• TEXTO EXTRAÍDO:
A Contribuição para o Financiamento da Seguridade Social (Cofins) foi criada pela Lei Complementar nº 70/1991, portanto, sob a égide da Constituição Federal de 1988, e com fulcro no art. 195, I, "b" da Carta Magna. É contribuição social criada para financiar a Seguridade Social e que tem como base de cálculo o faturamento percebido pelos contribuintes discriminados no inciso I do citado artigo. A própria Lei Complementar que institui a Cofins, em seu art. 1º, ressalta, de maneira expressa, que não haverá prejuízo das contribuições ao PIS/PASEP.
Abrimos aqui um parêntese para breves considerações acerca do PIS. O Programa de Integração Social (PIS) foi criado pela Lei Complementar nº 07/1970 e é "destinado a promover a integração do empregado na vida e no desenvolvimento das empresas"(art. 1º), bem como "as importâncias creditadas aos empregados nas cadernetas de participação são inalienáveis e impenhoráveis, destinando-se, primordialmente, à formação de patrimônio do trabalhador"(art. 9º). (grifos nossos). Como a Cofins, a contribuição para o PIS também incide sobre o faturamento do empregador. Devemos notar, no entanto, que o PIS foi criado em regime anterior à Constituição Federal de 1988, muito embora não tenha remetido a sua criação a qualquer permissivo legal, como fez o legislador quando da criação da Cofins, em referência direta ao art. 195 da Carta Magna de 1988.
Com o advento da atual ordem constitucional, os institutos já existentes deveriam necessariamente ser recepcionados pelo regime legislativo máximo, sob pena de serem reconhecidos como inconstitucionais. Nesse sentido, é necessário encontrarmos, no regime constitucional atual, o permissivo relativo à já tradicional contribuição ao PIS, em obediência ao princípio da legalidade. Não provoca maiores debates a afirmação de que a contribuição ao PIS configura-se em verdadeiro suporte ao sistema nacional de Seguridade Social, e dessa feita, encontramos o seu fundamento no já citado art. 195, inciso I, alínea "b" da Constituição Federal, e assim, sua exigência vem protegida pelo mais transparente manto da legalidade. Frise-se, a contribuição ao PIS, com o advento da Constituição Federal de 1988, tem como fundamento o art. 195, I, "b" da Carta Magna.

• INFORMAÇÕES FORNECIDAS:
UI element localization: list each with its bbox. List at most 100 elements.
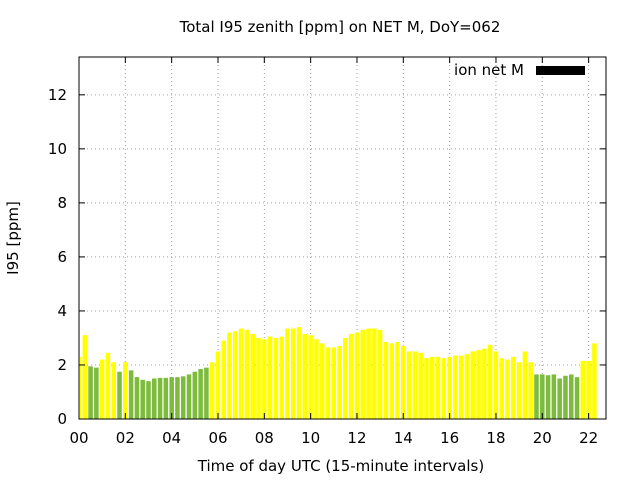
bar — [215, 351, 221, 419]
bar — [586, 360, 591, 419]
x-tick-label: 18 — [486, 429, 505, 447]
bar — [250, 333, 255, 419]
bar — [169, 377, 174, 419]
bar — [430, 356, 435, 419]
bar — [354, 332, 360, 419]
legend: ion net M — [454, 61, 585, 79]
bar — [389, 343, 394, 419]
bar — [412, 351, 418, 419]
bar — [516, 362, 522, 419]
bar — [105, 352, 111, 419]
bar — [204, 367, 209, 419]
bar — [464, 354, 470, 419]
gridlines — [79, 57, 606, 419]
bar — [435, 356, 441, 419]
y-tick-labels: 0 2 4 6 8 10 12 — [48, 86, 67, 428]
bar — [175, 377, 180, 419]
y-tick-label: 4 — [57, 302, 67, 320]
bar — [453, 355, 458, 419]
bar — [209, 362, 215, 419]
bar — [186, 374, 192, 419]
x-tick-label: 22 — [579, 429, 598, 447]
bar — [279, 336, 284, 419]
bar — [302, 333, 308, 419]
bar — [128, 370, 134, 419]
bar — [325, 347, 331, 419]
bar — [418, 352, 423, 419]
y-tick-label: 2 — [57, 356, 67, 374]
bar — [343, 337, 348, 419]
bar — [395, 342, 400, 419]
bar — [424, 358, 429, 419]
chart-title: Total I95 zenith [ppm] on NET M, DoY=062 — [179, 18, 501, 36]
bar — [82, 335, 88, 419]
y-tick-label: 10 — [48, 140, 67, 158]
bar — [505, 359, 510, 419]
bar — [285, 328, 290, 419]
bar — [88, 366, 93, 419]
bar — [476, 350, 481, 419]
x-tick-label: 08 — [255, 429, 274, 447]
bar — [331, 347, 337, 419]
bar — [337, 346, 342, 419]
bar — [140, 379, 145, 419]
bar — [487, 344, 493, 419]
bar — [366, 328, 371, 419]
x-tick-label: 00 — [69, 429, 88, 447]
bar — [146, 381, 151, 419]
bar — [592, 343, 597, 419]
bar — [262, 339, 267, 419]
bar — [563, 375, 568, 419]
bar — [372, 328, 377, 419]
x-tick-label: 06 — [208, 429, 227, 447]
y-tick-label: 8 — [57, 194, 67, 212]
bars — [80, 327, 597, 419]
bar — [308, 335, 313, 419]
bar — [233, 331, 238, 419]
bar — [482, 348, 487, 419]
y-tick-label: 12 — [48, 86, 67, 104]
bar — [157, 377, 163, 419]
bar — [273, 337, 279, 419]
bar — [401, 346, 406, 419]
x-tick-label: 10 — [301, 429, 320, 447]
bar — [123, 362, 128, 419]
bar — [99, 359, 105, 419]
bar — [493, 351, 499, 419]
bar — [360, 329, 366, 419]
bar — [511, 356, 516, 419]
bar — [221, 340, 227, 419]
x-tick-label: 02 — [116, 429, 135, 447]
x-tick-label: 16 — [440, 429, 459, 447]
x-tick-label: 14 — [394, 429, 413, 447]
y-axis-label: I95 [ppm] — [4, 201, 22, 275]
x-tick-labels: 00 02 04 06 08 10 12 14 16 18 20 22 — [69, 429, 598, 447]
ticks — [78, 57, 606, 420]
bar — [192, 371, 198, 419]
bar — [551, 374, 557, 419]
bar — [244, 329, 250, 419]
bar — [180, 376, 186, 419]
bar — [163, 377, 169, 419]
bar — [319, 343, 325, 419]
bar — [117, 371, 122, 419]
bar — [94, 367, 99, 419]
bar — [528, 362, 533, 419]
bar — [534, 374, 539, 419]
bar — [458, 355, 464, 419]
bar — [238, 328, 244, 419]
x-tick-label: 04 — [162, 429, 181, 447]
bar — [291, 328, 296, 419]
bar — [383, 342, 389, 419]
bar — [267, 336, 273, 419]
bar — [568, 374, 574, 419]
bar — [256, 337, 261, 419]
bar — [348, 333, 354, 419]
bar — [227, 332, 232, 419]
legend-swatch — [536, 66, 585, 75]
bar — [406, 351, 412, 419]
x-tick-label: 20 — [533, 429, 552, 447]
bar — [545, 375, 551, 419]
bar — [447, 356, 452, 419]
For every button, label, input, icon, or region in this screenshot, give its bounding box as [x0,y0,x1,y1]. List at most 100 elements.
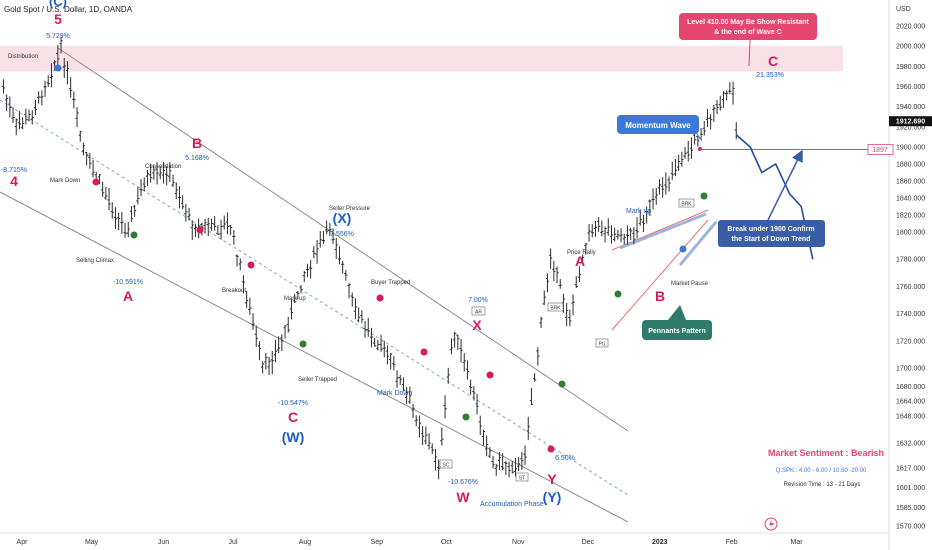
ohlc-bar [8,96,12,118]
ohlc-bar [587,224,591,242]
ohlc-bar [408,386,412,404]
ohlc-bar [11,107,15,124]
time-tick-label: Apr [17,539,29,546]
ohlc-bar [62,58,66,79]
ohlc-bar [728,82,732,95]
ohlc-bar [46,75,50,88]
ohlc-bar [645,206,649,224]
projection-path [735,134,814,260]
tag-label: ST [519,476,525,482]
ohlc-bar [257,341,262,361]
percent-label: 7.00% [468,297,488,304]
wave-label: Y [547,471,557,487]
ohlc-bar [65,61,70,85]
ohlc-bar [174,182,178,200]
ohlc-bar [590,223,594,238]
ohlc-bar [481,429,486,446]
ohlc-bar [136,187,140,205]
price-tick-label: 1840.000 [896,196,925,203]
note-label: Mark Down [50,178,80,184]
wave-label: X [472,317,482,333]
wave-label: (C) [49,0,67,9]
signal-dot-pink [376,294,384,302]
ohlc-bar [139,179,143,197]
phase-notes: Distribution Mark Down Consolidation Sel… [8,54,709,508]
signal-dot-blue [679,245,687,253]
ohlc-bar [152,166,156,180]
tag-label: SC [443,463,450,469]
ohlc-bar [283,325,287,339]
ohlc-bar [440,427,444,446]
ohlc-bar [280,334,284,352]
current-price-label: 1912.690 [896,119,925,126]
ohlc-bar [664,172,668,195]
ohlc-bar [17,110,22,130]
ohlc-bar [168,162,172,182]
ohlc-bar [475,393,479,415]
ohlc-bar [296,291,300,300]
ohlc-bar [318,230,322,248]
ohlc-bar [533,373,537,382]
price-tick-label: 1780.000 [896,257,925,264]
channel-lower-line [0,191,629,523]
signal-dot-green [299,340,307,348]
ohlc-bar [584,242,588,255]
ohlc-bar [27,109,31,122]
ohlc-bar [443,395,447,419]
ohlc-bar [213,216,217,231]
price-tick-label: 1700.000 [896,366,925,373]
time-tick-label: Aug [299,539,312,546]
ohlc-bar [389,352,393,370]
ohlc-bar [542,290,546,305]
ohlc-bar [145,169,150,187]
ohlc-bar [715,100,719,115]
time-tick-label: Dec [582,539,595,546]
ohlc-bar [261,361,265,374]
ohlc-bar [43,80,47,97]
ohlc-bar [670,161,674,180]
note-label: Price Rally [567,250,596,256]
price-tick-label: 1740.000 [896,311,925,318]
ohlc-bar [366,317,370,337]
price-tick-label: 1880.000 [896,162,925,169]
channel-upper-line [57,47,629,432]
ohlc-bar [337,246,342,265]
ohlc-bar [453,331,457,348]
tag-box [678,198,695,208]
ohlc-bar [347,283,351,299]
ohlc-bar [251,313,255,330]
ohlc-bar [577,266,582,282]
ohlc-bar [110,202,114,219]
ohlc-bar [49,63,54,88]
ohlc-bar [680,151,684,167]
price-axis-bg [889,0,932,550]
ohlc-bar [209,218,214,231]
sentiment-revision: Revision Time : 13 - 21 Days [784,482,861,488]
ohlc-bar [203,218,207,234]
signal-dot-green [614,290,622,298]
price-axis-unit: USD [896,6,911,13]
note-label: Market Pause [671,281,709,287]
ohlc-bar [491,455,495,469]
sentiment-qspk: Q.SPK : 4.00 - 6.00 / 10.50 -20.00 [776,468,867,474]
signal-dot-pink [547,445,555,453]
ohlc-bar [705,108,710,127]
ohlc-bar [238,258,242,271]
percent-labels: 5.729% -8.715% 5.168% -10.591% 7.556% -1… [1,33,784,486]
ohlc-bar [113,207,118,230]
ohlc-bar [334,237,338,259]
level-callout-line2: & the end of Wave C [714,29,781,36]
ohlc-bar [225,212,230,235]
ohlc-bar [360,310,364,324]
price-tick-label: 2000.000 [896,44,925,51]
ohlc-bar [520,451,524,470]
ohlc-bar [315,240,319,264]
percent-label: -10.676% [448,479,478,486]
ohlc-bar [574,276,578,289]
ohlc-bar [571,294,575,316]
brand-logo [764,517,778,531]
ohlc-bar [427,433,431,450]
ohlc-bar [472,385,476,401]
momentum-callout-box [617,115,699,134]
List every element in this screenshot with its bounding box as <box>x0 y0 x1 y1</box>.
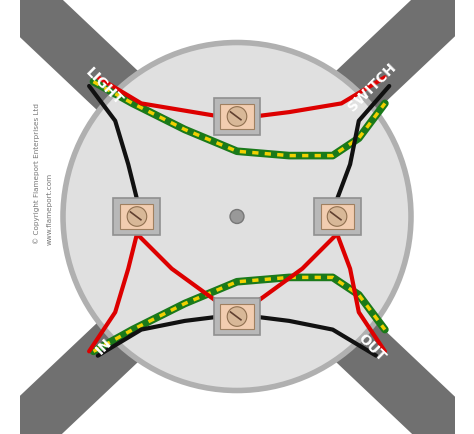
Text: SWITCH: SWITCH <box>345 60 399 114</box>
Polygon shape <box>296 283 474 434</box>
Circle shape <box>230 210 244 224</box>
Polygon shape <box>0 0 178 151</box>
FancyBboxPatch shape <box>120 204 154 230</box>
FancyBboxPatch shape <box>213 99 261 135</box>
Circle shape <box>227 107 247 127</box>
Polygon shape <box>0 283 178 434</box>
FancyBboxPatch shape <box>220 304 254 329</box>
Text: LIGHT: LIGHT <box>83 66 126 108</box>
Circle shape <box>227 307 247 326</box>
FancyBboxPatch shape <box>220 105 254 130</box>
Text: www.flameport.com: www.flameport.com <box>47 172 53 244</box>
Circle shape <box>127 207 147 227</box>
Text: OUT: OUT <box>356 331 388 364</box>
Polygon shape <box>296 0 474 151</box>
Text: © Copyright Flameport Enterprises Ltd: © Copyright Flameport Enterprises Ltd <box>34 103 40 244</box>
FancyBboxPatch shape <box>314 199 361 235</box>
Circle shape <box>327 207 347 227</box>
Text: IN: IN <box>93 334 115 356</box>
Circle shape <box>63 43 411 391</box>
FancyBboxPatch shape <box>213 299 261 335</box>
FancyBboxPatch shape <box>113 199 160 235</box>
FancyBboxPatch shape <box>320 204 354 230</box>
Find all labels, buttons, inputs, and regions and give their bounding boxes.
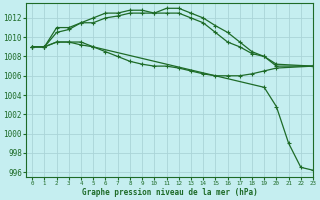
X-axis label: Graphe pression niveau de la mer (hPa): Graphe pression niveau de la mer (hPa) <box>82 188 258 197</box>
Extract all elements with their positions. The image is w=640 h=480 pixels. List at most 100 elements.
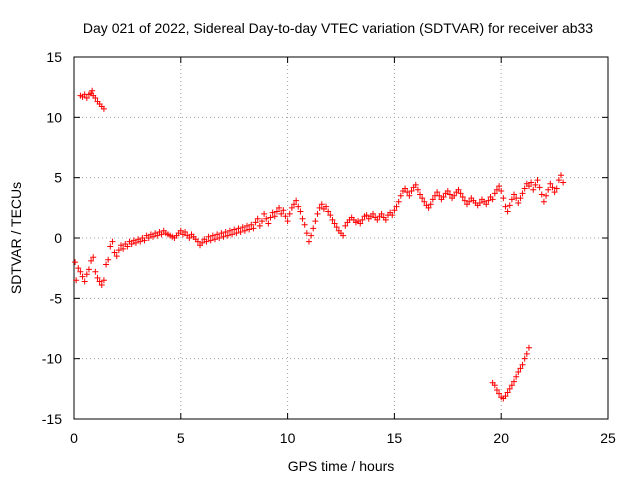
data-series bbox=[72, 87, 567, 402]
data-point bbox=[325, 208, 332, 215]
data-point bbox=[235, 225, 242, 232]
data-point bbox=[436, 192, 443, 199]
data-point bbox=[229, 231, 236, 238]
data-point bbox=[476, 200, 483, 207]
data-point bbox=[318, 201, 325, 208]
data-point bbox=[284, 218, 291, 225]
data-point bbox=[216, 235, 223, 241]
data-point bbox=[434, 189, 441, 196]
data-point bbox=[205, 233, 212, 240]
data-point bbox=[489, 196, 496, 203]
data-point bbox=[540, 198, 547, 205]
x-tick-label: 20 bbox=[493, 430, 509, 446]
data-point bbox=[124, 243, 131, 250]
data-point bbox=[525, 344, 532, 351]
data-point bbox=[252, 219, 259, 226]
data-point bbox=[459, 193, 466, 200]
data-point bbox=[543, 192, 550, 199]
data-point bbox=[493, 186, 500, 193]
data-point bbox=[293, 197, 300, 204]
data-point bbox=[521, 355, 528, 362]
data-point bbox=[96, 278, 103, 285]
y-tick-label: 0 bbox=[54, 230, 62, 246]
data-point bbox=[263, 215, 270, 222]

• SOLICITAÇÕES:
A - Reescreva de forma mais concisa o parágrafo do texto extraído que começa com "A Contribuição para o Financiamento da Seguridade Social", preservando seus fatos principais.
B - Converta em tabela Markdown, com as colunas "Posição" e "Texto", as linhas das informações fornecidas, omitindo as linhas em branco. Comece pela linha que contém "ohlc-bar [8,96,12,118]" e termine após a que contém "sentiment-revision: Revision Time".

• RESPOSTAS:
A - A Cofins é uma contribuição social destinada a financiar a Seguridade Social. Foi instituída pela Lei Complementar nº 70/1991, já sob a Constituição Federal de 1988, com fundamento no art. 195, I, "b". Sua base de cálculo é o faturamento dos contribuintes indicados nesse inciso. O art. 1º da própria lei ressalva expressamente que não haverá prejuízo das contribuições ao PIS/PASEP.

B -
| Posição | Texto |
|---|---|
| 1 | ohlc-bar [8,96,12,118] |
| 2 | ohlc-bar [587,224,591,242] |
| 3 | ohlc-bar [408,386,412,404] |
| 4 | ohlc-bar [11,107,15,124] |
| 5 | time-tick-label: Apr [17,539,29,546] |
| 6 | ohlc-bar [62,58,66,79] |
| 7 | ohlc-bar [728,82,732,95] |
| 8 | ohlc-bar [46,75,50,88] |
| 9 | ohlc-bar [645,206,649,224] |
| 10 | projection-path [735,134,814,260] |
| 11 | tag-label: ST [519,476,525,482] |
| 12 | ohlc-bar [257,341,262,361] |
| 13 | percent-label: 7.00% [468,297,488,304] |
| 14 | wave-label: Y [547,471,557,487] |
| 15 | ohlc-bar [65,61,70,85] |
| 16 | ohlc-bar [174,182,178,200] |
| 17 | ohlc-bar [590,223,594,238] |
| 18 | ohlc-bar [481,429,486,446] |
| 19 | ohlc-bar [136,187,140,205] |
| 20 | price-tick-label: 1840.000 [896,196,925,203] |
| 21 | note-label: Mark Down [50,178,80,184] |
| 22 | wave-label: X [472,317,482,333] |
| 23 | wave-label: (C) [49,0,67,9] |
| 24 | signal-dot-pink [376,294,384,302] |
| 25 | ohlc-bar [139,179,143,197] |
| 26 | phase-notes: Distribution Mark Down Consolidation Sel… [8,54,709,508] |
| 27 | signal-dot-blue [679,245,687,253] |
| 28 | ohlc-bar [152,166,156,180] |
| 29 | tag-label: SC [443,463,450,469] |
| 30 | ohlc-bar [283,325,287,339] |
| 31 | ohlc-bar [440,427,444,446] |
| 32 | ohlc-bar [280,334,284,352] |
| 33 | current-price-label: 1912.690 [896,119,925,126] |
| 34 | ohlc-bar [664,172,668,195] |
| 35 | ohlc-bar [17,110,22,130] |
| 36 | ohlc-bar [168,162,172,182] |
| 37 | ohlc-bar [475,393,479,415] |
| 38 | ohlc-bar [296,291,300,300] |
| 39 | ohlc-bar [318,230,322,248] |
| 40 | ohlc-bar [533,373,537,382] |
| 41 | price-tick-label: 1780.000 [896,257,925,264] |
| 42 | channel-lower-line [0,191,629,523] |
| 43 | signal-dot-green [299,340,307,348] |
| 44 | ohlc-bar [584,242,588,255] |
| 45 | ohlc-bar [27,109,31,122] |
| 46 | ohlc-bar [443,395,447,419] |
| 47 | ohlc-bar [213,216,217,231] |
| 48 | price-tick-label: 1700.000 [896,366,925,373] |
| 49 | time-tick-label: Aug [299,539,312,546] |
| 50 | ohlc-bar [389,352,393,370] |
| 51 | ohlc-bar [542,290,546,305] |
| 52 | ohlc-bar [145,169,150,187] |
| 53 | ohlc-bar [715,100,719,115] |
| 54 | time-tick-label: Dec [582,539,595,546] |
| 55 | ohlc-bar [261,361,265,374] |
| 56 | ohlc-bar [43,80,47,97] |
| 57 | ohlc-bar [670,161,674,180] |
| 58 | note-label: Price Rally [567,250,596,256] |
| 59 | price-tick-label: 1740.000 [896,311,925,318] |
| 60 | ohlc-bar [366,317,370,337] |
| 61 | price-tick-label: 1880.000 [896,162,925,169] |
| 62 | channel-upper-line [57,47,629,432] |
| 63 | ohlc-bar [337,246,342,265] |
| 64 | ohlc-bar [453,331,457,348] |
| 65 | tag-box [678,198,695,208] |
| 66 | ohlc-bar [347,283,351,299] |
| 67 | ohlc-bar [251,313,255,330] |
| 68 | ohlc-bar [577,266,582,282] |
| 69 | ohlc-bar [110,202,114,219] |
| 70 | ohlc-bar [49,63,54,88] |
| 71 | ohlc-bar [680,151,684,167] |
| 72 | price-axis-bg [889,0,932,550] |
| 73 | ohlc-bar [209,218,214,231] |
| 74 | sentiment-revision: Revision Time : 13 - 21 Days [784,482,861,488] |